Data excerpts

————————

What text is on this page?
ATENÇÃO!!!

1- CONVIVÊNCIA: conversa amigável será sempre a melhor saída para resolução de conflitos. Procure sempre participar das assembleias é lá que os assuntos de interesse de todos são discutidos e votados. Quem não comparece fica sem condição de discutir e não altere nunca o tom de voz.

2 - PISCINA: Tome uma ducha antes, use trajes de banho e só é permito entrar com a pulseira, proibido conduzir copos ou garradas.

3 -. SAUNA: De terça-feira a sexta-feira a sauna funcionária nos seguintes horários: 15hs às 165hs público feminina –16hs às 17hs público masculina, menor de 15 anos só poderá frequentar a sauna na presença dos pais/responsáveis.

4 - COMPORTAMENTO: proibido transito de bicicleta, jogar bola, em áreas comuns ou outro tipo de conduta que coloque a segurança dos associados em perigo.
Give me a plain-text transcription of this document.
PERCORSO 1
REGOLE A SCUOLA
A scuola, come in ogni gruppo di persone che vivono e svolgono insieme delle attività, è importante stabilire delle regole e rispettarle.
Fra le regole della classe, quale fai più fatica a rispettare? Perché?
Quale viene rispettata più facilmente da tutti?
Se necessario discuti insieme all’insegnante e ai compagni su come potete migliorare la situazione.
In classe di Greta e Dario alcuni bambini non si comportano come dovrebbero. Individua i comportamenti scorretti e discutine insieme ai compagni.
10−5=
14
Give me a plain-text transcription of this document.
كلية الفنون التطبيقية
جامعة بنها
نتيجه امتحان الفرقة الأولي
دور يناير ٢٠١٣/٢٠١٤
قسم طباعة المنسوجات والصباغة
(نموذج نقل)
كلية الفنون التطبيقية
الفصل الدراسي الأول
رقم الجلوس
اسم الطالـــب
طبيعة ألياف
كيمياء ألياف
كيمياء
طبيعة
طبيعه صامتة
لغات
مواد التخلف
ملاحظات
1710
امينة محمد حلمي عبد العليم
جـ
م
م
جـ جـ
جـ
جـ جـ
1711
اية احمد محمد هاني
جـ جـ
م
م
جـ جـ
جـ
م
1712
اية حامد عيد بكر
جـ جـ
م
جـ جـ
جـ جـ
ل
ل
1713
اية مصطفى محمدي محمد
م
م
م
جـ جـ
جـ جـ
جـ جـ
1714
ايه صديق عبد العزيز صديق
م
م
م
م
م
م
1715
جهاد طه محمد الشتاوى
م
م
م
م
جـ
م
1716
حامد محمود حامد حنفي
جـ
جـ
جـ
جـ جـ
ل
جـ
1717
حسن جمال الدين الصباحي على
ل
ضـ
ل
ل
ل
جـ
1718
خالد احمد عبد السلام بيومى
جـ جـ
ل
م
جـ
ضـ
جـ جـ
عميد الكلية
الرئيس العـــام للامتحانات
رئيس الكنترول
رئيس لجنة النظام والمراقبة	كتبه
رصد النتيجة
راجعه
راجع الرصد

————————

THE EXERCISE
Quote every entry exactly.

ANSWER BELOW
What text is on this page?
ATENÇÃO!!!

1- CONVIVÊNCIA: conversa amigável será sempre a melhor saída para resolução de conflitos. Procure sempre participar das assembleias é lá que os assuntos de interesse de todos são discutidos e votados. Quem não comparece fica sem condição de discutir e não altere nunca o tom de voz.

2 - PISCINA: Tome uma ducha antes, use trajes de banho e só é permito entrar com a pulseira, proibido conduzir copos ou garradas.

3 -. SAUNA: De terça-feira a sexta-feira a sauna funcionária nos seguintes horários: 15hs às 165hs público feminina –16hs às 17hs público masculina, menor de 15 anos só poderá frequentar a sauna na presença dos pais/responsáveis.

4 - COMPORTAMENTO: proibido transito de bicicleta, jogar bola, em áreas comuns ou outro tipo de conduta que coloque a segurança dos associados em perigo.
Give me a plain-text transcription of this document.
PERCORSO 1
REGOLE A SCUOLA
A scuola, come in ogni gruppo di persone che vivono e svolgono insieme delle attività, è importante stabilire delle regole e rispettarle.
Fra le regole della classe, quale fai più fatica a rispettare? Perché?
Quale viene rispettata più facilmente da tutti?
Se necessario discuti insieme all’insegnante e ai compagni su come potete migliorare la situazione.
In classe di Greta e Dario alcuni bambini non si comportano come dovrebbero. Individua i comportamenti scorretti e discutine insieme ai compagni.
10−5=
14
Give me a plain-text transcription of this document.
كلية الفنون التطبيقية
جامعة بنها
نتيجه امتحان الفرقة الأولي
دور يناير ٢٠١٣/٢٠١٤
قسم طباعة المنسوجات والصباغة
(نموذج نقل)
كلية الفنون التطبيقية
الفصل الدراسي الأول
رقم الجلوس
اسم الطالـــب
طبيعة ألياف
كيمياء ألياف
كيمياء
طبيعة
طبيعه صامتة
لغات
مواد التخلف
ملاحظات
1710
امينة محمد حلمي عبد العليم
جـ
م
م
جـ جـ
جـ
جـ جـ
1711
اية احمد محمد هاني
جـ جـ
م
م
جـ جـ
جـ
م
1712
اية حامد عيد بكر
جـ جـ
م
جـ جـ
جـ جـ
ل
ل
1713
اية مصطفى محمدي محمد
م
م
م
جـ جـ
جـ جـ
جـ جـ
1714
ايه صديق عبد العزيز صديق
م
م
م
م
م
م
1715
جهاد طه محمد الشتاوى
م
م
م
م
جـ
م
1716
حامد محمود حامد حنفي
جـ
جـ
جـ
جـ جـ
ل
جـ
1717
حسن جمال الدين الصباحي على
ل
ضـ
ل
ل
ل
جـ
1718
خالد احمد عبد السلام بيومى
جـ جـ
ل
م
جـ
ضـ
جـ جـ
عميد الكلية
الرئيس العـــام للامتحانات
رئيس الكنترول
رئيس لجنة النظام والمراقبة	كتبه
رصد النتيجة
راجعه
راجع الرصد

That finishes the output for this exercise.